[PROVIDED ENTRIES start]

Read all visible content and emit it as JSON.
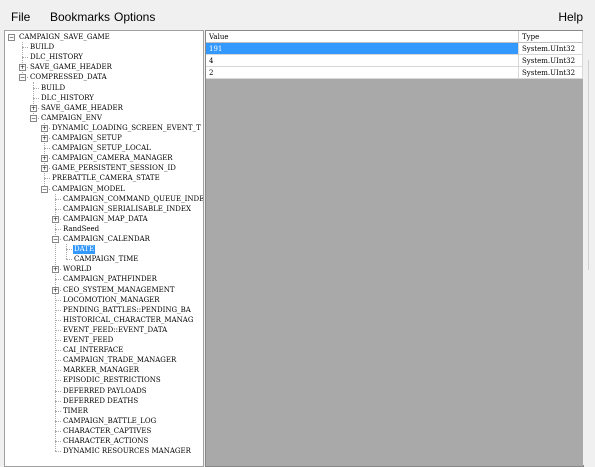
{
  "menu": {
    "file": "File",
    "bookmarks": "Bookmarks",
    "options": "Options",
    "help": "Help"
  },
  "tree": [
    {
      "label": "CAMPAIGN_SAVE_GAME",
      "depth": 0,
      "toggle": "−",
      "selected": false
    },
    {
      "label": "BUILD",
      "depth": 1,
      "toggle": "",
      "selected": false
    },
    {
      "label": "DLC_HISTORY",
      "depth": 1,
      "toggle": "",
      "selected": false
    },
    {
      "label": "SAVE_GAME_HEADER",
      "depth": 1,
      "toggle": "+",
      "selected": false
    },
    {
      "label": "COMPRESSED_DATA",
      "depth": 1,
      "toggle": "−",
      "selected": false
    },
    {
      "label": "BUILD",
      "depth": 2,
      "toggle": "",
      "selected": false
    },
    {
      "label": "DLC_HISTORY",
      "depth": 2,
      "toggle": "",
      "selected": false
    },
    {
      "label": "SAVE_GAME_HEADER",
      "depth": 2,
      "toggle": "+",
      "selected": false
    },
    {
      "label": "CAMPAIGN_ENV",
      "depth": 2,
      "toggle": "−",
      "selected": false
    },
    {
      "label": "DYNAMIC_LOADING_SCREEN_EVENT_T",
      "depth": 3,
      "toggle": "+",
      "selected": false
    },
    {
      "label": "CAMPAIGN_SETUP",
      "depth": 3,
      "toggle": "+",
      "selected": false
    },
    {
      "label": "CAMPAIGN_SETUP_LOCAL",
      "depth": 3,
      "toggle": "",
      "selected": false
    },
    {
      "label": "CAMPAIGN_CAMERA_MANAGER",
      "depth": 3,
      "toggle": "+",
      "selected": false
    },
    {
      "label": "GAME_PERSISTENT_SESSION_ID",
      "depth": 3,
      "toggle": "+",
      "selected": false
    },
    {
      "label": "PREBATTLE_CAMERA_STATE",
      "depth": 3,
      "toggle": "",
      "selected": false
    },
    {
      "label": "CAMPAIGN_MODEL",
      "depth": 3,
      "toggle": "−",
      "selected": false
    },
    {
      "label": "CAMPAIGN_COMMAND_QUEUE_INDE",
      "depth": 4,
      "toggle": "",
      "selected": false
    },
    {
      "label": "CAMPAIGN_SERIALISABLE_INDEX",
      "depth": 4,
      "toggle": "",
      "selected": false
    },
    {
      "label": "CAMPAIGN_MAP_DATA",
      "depth": 4,
      "toggle": "+",
      "selected": false
    },
    {
      "label": "RandSeed",
      "depth": 4,
      "toggle": "",
      "selected": false
    },
    {
      "label": "CAMPAIGN_CALENDAR",
      "depth": 4,
      "toggle": "−",
      "selected": false
    },
    {
      "label": "DATE",
      "depth": 5,
      "toggle": "",
      "selected": true
    },
    {
      "label": "CAMPAIGN_TIME",
      "depth": 5,
      "toggle": "",
      "selected": false
    },
    {
      "label": "WORLD",
      "depth": 4,
      "toggle": "+",
      "selected": false
    },
    {
      "label": "CAMPAIGN_PATHFINDER",
      "depth": 4,
      "toggle": "",
      "selected": false
    },
    {
      "label": "CEO_SYSTEM_MANAGEMENT",
      "depth": 4,
      "toggle": "+",
      "selected": false
    },
    {
      "label": "LOCOMOTION_MANAGER",
      "depth": 4,
      "toggle": "",
      "selected": false
    },
    {
      "label": "PENDING_BATTLES::PENDING_BA",
      "depth": 4,
      "toggle": "",
      "selected": false
    },
    {
      "label": "HISTORICAL_CHARACTER_MANAG",
      "depth": 4,
      "toggle": "",
      "selected": false
    },
    {
      "label": "EVENT_FEED::EVENT_DATA",
      "depth": 4,
      "toggle": "",
      "selected": false
    },
    {
      "label": "EVENT_FEED",
      "depth": 4,
      "toggle": "",
      "selected": false
    },
    {
      "label": "CAI_INTERFACE",
      "depth": 4,
      "toggle": "",
      "selected": false
    },
    {
      "label": "CAMPAIGN_TRADE_MANAGER",
      "depth": 4,
      "toggle": "",
      "selected": false
    },
    {
      "label": "MARKER_MANAGER",
      "depth": 4,
      "toggle": "",
      "selected": false
    },
    {
      "label": "EPISODIC_RESTRICTIONS",
      "depth": 4,
      "toggle": "",
      "selected": false
    },
    {
      "label": "DEFERRED PAYLOADS",
      "depth": 4,
      "toggle": "",
      "selected": false
    },
    {
      "label": "DEFERRED DEATHS",
      "depth": 4,
      "toggle": "",
      "selected": false
    },
    {
      "label": "TIMER",
      "depth": 4,
      "toggle": "",
      "selected": false
    },
    {
      "label": "CAMPAIGN_BATTLE_LOG",
      "depth": 4,
      "toggle": "",
      "selected": false
    },
    {
      "label": "CHARACTER_CAPTIVES",
      "depth": 4,
      "toggle": "",
      "selected": false
    },
    {
      "label": "CHARACTER_ACTIONS",
      "depth": 4,
      "toggle": "",
      "selected": false
    },
    {
      "label": "DYNAMIC RESOURCES MANAGER",
      "depth": 4,
      "toggle": "",
      "selected": false
    }
  ],
  "grid": {
    "columns": [
      "Value",
      "Type"
    ],
    "rows": [
      {
        "value": "191",
        "type": "System.UInt32",
        "selected": true
      },
      {
        "value": "4",
        "type": "System.UInt32",
        "selected": false
      },
      {
        "value": "2",
        "type": "System.UInt32",
        "selected": false
      }
    ]
  },
  "colors": {
    "selection": "#3399ff",
    "empty_area": "#a9a9a9",
    "menubar": "#f0f0f0"
  },
  "icons": {
    "expanded": "minus-box-icon",
    "collapsed": "plus-box-icon"
  }
}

[PROVIDED ENTRIES end]

◆ CHALLENGE
Print the complete listing exactly as it stands, without its pictures.

◆ COMPLETE ANSWER
Read all visible content and emit it as JSON.
{
  "menu": {
    "file": "File",
    "bookmarks": "Bookmarks",
    "options": "Options",
    "help": "Help"
  },
  "tree": [
    {
      "label": "CAMPAIGN_SAVE_GAME",
      "depth": 0,
      "toggle": "−",
      "selected": false
    },
    {
      "label": "BUILD",
      "depth": 1,
      "toggle": "",
      "selected": false
    },
    {
      "label": "DLC_HISTORY",
      "depth": 1,
      "toggle": "",
      "selected": false
    },
    {
      "label": "SAVE_GAME_HEADER",
      "depth": 1,
      "toggle": "+",
      "selected": false
    },
    {
      "label": "COMPRESSED_DATA",
      "depth": 1,
      "toggle": "−",
      "selected": false
    },
    {
      "label": "BUILD",
      "depth": 2,
      "toggle": "",
      "selected": false
    },
    {
      "label": "DLC_HISTORY",
      "depth": 2,
      "toggle": "",
      "selected": false
    },
    {
      "label": "SAVE_GAME_HEADER",
      "depth": 2,
      "toggle": "+",
      "selected": false
    },
    {
      "label": "CAMPAIGN_ENV",
      "depth": 2,
      "toggle": "−",
      "selected": false
    },
    {
      "label": "DYNAMIC_LOADING_SCREEN_EVENT_T",
      "depth": 3,
      "toggle": "+",
      "selected": false
    },
    {
      "label": "CAMPAIGN_SETUP",
      "depth": 3,
      "toggle": "+",
      "selected": false
    },
    {
      "label": "CAMPAIGN_SETUP_LOCAL",
      "depth": 3,
      "toggle": "",
      "selected": false
    },
    {
      "label": "CAMPAIGN_CAMERA_MANAGER",
      "depth": 3,
      "toggle": "+",
      "selected": false
    },
    {
      "label": "GAME_PERSISTENT_SESSION_ID",
      "depth": 3,
      "toggle": "+",
      "selected": false
    },
    {
      "label": "PREBATTLE_CAMERA_STATE",
      "depth": 3,
      "toggle": "",
      "selected": false
    },
    {
      "label": "CAMPAIGN_MODEL",
      "depth": 3,
      "toggle": "−",
      "selected": false
    },
    {
      "label": "CAMPAIGN_COMMAND_QUEUE_INDE",
      "depth": 4,
      "toggle": "",
      "selected": false
    },
    {
      "label": "CAMPAIGN_SERIALISABLE_INDEX",
      "depth": 4,
      "toggle": "",
      "selected": false
    },
    {
      "label": "CAMPAIGN_MAP_DATA",
      "depth": 4,
      "toggle": "+",
      "selected": false
    },
    {
      "label": "RandSeed",
      "depth": 4,
      "toggle": "",
      "selected": false
    },
    {
      "label": "CAMPAIGN_CALENDAR",
      "depth": 4,
      "toggle": "−",
      "selected": false
    },
    {
      "label": "DATE",
      "depth": 5,
      "toggle": "",
      "selected": true
    },
    {
      "label": "CAMPAIGN_TIME",
      "depth": 5,
      "toggle": "",
      "selected": false
    },
    {
      "label": "WORLD",
      "depth": 4,
      "toggle": "+",
      "selected": false
    },
    {
      "label": "CAMPAIGN_PATHFINDER",
      "depth": 4,
      "toggle": "",
      "selected": false
    },
    {
      "label": "CEO_SYSTEM_MANAGEMENT",
      "depth": 4,
      "toggle": "+",
      "selected": false
    },
    {
      "label": "LOCOMOTION_MANAGER",
      "depth": 4,
      "toggle": "",
      "selected": false
    },
    {
      "label": "PENDING_BATTLES::PENDING_BA",
      "depth": 4,
      "toggle": "",
      "selected": false
    },
    {
      "label": "HISTORICAL_CHARACTER_MANAG",
      "depth": 4,
      "toggle": "",
      "selected": false
    },
    {
      "label": "EVENT_FEED::EVENT_DATA",
      "depth": 4,
      "toggle": "",
      "selected": false
    },
    {
      "label": "EVENT_FEED",
      "depth": 4,
      "toggle": "",
      "selected": false
    },
    {
      "label": "CAI_INTERFACE",
      "depth": 4,
      "toggle": "",
      "selected": false
    },
    {
      "label": "CAMPAIGN_TRADE_MANAGER",
      "depth": 4,
      "toggle": "",
      "selected": false
    },
    {
      "label": "MARKER_MANAGER",
      "depth": 4,
      "toggle": "",
      "selected": false
    },
    {
      "label": "EPISODIC_RESTRICTIONS",
      "depth": 4,
      "toggle": "",
      "selected": false
    },
    {
      "label": "DEFERRED PAYLOADS",
      "depth": 4,
      "toggle": "",
      "selected": false
    },
    {
      "label": "DEFERRED DEATHS",
      "depth": 4,
      "toggle": "",
      "selected": false
    },
    {
      "label": "TIMER",
      "depth": 4,
      "toggle": "",
      "selected": false
    },
    {
      "label": "CAMPAIGN_BATTLE_LOG",
      "depth": 4,
      "toggle": "",
      "selected": false
    },
    {
      "label": "CHARACTER_CAPTIVES",
      "depth": 4,
      "toggle": "",
      "selected": false
    },
    {
      "label": "CHARACTER_ACTIONS",
      "depth": 4,
      "toggle": "",
      "selected": false
    },
    {
      "label": "DYNAMIC RESOURCES MANAGER",
      "depth": 4,
      "toggle": "",
      "selected": false
    }
  ],
  "grid": {
    "columns": [
      "Value",
      "Type"
    ],
    "rows": [
      {
        "value": "191",
        "type": "System.UInt32",
        "selected": true
      },
      {
        "value": "4",
        "type": "System.UInt32",
        "selected": false
      },
      {
        "value": "2",
        "type": "System.UInt32",
        "selected": false
      }
    ]
  },
  "colors": {
    "selection": "#3399ff",
    "empty_area": "#a9a9a9",
    "menubar": "#f0f0f0"
  },
  "icons": {
    "expanded": "minus-box-icon",
    "collapsed": "plus-box-icon"
  }
}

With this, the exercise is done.